When a line in the entries below contains the word "Matthew", copy that line.

Exercise material:
⁂

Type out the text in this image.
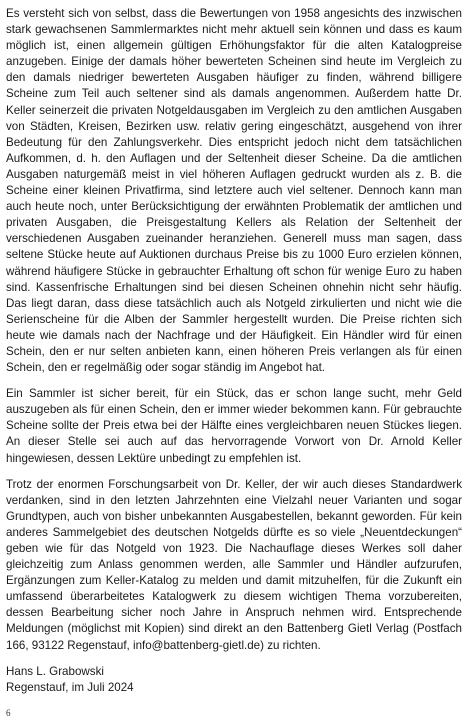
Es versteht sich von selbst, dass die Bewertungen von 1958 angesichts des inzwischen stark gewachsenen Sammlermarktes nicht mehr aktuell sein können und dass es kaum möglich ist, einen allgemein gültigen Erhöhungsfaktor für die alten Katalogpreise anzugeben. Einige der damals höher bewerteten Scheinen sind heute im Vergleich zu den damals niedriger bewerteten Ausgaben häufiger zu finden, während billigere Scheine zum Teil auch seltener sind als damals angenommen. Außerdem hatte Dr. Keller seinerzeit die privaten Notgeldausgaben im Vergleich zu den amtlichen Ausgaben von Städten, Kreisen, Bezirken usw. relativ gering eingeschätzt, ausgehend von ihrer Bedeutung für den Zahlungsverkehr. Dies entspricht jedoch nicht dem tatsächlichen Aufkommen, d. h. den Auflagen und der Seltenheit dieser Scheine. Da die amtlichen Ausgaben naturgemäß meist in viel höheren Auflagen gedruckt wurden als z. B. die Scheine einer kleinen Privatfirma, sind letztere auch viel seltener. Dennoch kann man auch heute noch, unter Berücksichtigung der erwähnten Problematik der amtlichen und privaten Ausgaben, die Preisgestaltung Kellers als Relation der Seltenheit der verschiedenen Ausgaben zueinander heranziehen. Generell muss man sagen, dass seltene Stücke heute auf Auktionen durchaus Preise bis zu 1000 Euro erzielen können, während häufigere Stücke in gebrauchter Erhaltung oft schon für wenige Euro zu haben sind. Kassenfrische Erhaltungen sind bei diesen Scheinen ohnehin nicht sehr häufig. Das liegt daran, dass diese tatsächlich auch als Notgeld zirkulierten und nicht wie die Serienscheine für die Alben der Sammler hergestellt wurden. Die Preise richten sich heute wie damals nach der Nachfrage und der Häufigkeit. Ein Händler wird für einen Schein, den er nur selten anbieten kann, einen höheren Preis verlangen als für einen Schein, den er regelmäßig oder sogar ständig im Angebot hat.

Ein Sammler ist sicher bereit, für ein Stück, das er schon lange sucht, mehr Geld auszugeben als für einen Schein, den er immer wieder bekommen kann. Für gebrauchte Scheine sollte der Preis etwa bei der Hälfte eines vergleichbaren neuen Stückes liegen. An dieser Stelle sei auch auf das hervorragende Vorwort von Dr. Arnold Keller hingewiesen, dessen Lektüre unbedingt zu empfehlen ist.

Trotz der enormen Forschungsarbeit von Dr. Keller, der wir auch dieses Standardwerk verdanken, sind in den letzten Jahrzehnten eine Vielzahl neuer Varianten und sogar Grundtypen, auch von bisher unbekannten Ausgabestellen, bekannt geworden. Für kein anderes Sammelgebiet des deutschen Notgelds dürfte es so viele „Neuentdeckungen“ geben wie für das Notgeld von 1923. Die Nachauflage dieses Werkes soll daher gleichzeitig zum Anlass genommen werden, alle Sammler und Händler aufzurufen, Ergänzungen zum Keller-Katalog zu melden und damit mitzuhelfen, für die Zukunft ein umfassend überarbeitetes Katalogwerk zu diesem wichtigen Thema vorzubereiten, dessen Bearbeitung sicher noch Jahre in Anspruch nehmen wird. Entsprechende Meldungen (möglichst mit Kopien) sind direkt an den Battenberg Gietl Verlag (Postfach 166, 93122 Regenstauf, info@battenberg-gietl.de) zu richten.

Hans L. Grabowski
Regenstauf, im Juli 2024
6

⁂

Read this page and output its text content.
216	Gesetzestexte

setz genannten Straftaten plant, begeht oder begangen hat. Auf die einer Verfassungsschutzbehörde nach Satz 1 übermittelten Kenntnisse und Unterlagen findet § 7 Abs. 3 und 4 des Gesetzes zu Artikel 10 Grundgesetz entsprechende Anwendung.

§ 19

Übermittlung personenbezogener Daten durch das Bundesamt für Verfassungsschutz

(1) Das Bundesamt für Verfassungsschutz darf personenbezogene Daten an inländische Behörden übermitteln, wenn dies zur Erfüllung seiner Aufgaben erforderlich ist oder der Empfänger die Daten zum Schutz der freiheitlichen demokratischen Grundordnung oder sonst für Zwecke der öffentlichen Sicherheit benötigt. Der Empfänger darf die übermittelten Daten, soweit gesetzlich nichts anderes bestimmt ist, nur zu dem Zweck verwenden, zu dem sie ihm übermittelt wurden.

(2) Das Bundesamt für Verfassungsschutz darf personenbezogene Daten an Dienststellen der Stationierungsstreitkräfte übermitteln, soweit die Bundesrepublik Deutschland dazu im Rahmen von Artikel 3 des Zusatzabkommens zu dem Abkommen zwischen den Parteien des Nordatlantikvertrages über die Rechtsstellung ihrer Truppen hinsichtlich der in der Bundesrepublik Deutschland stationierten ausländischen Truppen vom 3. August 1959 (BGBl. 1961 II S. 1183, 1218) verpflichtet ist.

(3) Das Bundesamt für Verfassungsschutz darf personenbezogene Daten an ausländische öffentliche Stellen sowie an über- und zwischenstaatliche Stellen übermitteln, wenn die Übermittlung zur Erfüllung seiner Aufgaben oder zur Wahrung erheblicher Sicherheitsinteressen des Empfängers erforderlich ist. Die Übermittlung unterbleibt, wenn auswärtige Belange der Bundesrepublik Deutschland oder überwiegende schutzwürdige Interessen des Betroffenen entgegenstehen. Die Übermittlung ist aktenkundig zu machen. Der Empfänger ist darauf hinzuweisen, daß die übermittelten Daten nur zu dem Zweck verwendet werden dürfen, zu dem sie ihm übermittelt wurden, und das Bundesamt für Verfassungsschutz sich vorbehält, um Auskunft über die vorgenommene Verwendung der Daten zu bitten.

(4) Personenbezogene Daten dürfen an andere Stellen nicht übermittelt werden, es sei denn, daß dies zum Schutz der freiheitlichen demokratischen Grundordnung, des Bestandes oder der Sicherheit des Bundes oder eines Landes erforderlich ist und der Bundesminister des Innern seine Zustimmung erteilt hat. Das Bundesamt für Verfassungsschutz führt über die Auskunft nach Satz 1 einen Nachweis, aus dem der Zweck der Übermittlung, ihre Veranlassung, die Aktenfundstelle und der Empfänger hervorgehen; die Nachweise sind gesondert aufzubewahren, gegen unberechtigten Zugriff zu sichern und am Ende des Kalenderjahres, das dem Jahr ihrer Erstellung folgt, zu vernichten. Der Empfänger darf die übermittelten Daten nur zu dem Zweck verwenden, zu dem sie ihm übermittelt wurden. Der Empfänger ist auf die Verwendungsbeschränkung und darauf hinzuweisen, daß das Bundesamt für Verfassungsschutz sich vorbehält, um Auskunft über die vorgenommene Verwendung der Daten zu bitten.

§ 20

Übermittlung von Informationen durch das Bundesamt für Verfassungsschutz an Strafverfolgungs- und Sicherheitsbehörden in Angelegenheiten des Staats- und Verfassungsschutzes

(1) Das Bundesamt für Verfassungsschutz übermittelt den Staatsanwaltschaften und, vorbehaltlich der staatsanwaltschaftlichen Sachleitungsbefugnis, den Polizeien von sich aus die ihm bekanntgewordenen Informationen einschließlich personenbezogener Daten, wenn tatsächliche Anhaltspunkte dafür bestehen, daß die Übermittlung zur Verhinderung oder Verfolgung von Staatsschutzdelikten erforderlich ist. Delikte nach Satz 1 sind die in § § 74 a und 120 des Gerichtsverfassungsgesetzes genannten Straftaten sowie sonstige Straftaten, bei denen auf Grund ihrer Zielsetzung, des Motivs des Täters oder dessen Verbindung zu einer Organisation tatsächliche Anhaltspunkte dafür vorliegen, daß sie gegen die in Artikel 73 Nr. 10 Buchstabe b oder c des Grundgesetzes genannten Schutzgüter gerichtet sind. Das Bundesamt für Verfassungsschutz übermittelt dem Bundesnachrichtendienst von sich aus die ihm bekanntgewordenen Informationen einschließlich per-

⁂

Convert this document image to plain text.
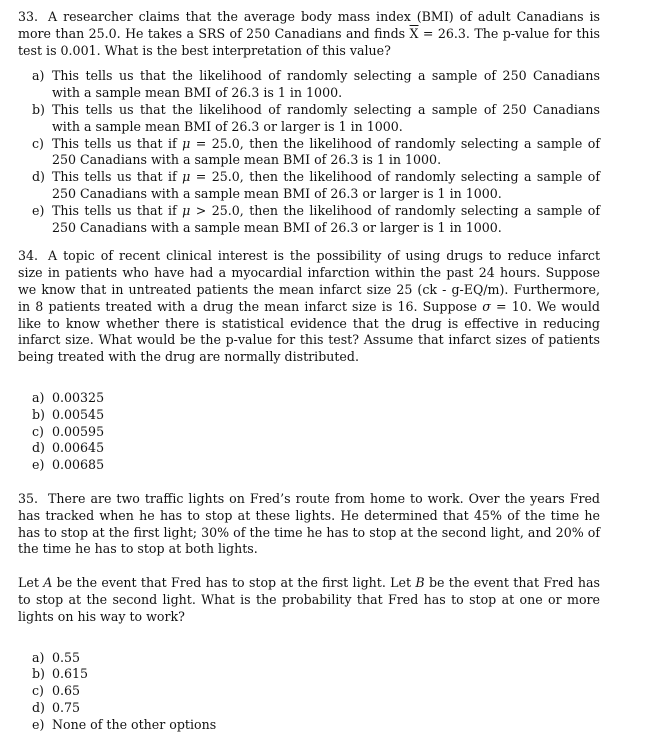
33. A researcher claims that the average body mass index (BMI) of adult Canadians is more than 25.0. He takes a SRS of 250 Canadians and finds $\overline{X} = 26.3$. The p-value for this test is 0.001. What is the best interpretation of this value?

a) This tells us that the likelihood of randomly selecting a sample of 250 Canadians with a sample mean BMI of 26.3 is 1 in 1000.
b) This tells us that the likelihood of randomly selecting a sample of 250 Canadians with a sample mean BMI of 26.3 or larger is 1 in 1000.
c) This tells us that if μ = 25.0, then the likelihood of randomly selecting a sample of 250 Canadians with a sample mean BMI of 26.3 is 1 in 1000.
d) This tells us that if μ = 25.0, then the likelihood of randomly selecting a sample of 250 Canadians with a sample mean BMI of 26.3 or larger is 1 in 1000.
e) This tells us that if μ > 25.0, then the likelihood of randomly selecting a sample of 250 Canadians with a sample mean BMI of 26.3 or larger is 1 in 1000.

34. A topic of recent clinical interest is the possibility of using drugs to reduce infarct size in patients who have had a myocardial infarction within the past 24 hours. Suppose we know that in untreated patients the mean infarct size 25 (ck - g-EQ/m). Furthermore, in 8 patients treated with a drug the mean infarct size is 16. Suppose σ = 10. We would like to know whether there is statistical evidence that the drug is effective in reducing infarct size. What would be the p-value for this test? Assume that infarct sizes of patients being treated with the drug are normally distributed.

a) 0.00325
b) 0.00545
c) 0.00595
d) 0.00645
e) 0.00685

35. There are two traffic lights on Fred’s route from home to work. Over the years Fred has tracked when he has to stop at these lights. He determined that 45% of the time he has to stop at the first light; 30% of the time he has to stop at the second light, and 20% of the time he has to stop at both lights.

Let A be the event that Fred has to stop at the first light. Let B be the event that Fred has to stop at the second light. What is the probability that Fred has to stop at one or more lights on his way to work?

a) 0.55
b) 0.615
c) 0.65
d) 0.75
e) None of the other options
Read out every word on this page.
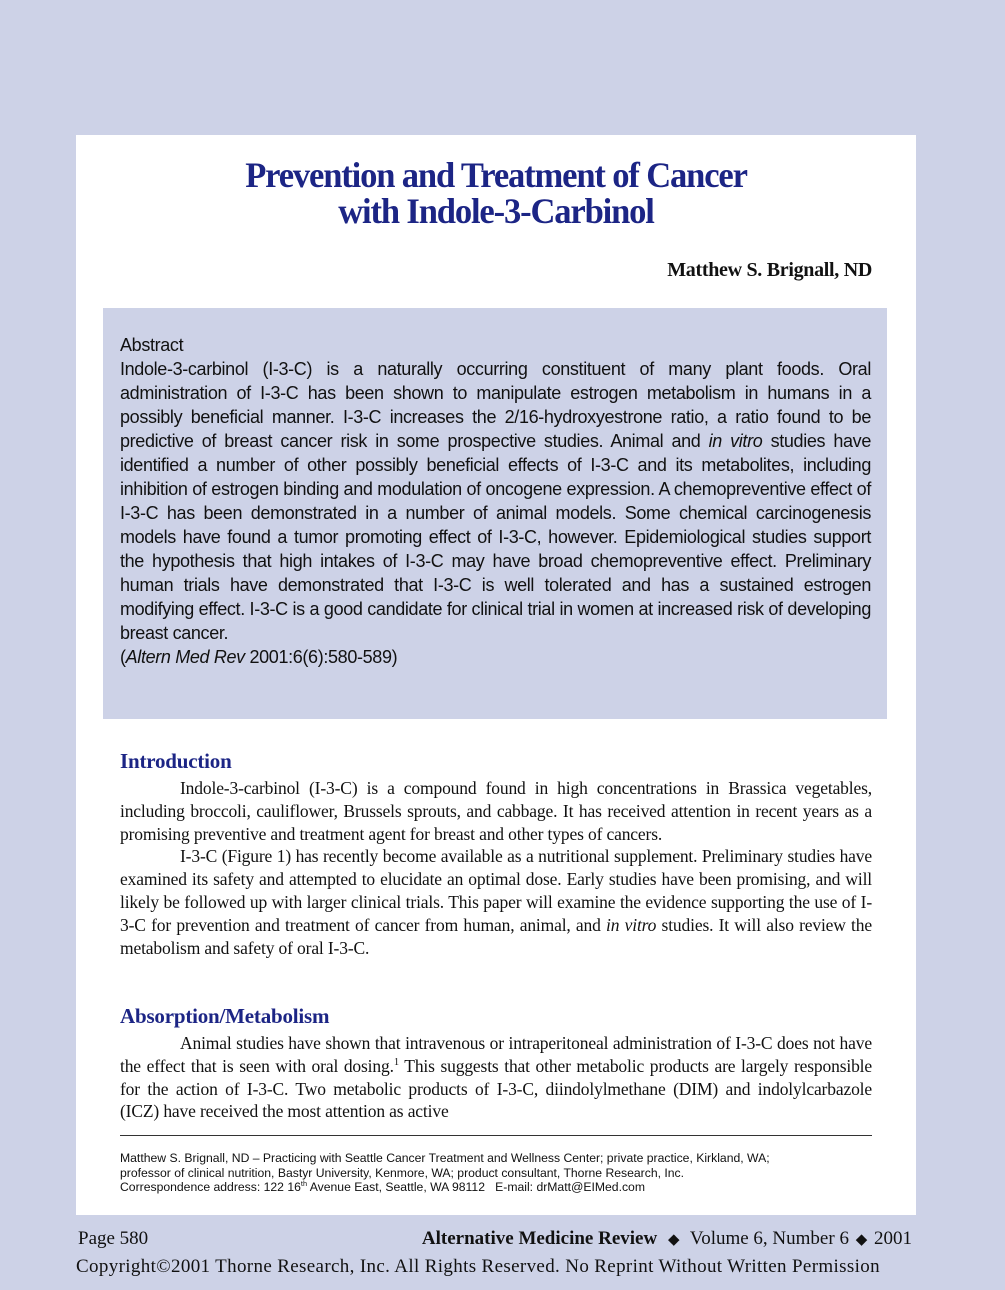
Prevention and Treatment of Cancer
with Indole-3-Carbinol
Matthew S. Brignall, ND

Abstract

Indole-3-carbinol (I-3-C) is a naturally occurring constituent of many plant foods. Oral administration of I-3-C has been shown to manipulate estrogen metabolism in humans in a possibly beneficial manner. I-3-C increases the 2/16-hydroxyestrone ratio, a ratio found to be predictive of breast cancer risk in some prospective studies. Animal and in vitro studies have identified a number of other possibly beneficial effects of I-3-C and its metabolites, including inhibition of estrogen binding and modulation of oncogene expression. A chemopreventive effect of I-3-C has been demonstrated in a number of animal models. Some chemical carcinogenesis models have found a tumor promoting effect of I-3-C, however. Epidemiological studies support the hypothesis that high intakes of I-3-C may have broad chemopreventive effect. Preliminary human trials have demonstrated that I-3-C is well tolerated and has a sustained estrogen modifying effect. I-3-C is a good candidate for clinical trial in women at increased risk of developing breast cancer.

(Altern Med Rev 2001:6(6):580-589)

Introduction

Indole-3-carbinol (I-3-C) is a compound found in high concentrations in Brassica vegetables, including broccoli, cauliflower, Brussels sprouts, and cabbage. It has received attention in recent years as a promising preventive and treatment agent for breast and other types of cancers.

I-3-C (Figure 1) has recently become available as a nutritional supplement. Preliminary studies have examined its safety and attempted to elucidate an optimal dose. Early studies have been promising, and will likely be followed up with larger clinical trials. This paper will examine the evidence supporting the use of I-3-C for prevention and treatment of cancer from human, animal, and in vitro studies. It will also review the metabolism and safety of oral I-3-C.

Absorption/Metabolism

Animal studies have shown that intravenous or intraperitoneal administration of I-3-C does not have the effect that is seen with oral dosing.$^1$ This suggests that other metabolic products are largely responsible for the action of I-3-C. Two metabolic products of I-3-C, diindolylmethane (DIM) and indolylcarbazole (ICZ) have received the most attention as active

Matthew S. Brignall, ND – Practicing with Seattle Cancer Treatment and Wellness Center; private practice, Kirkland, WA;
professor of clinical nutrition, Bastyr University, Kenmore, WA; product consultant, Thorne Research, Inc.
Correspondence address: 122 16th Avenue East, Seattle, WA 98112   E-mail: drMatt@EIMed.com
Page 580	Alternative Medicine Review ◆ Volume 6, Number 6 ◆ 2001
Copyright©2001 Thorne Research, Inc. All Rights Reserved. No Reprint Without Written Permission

⁂

Written reply:
Matthew S. Brignall, ND
Matthew S. Brignall, ND – Practicing with Seattle Cancer Treatment and Wellness Center; private practice, Kirkland, WA;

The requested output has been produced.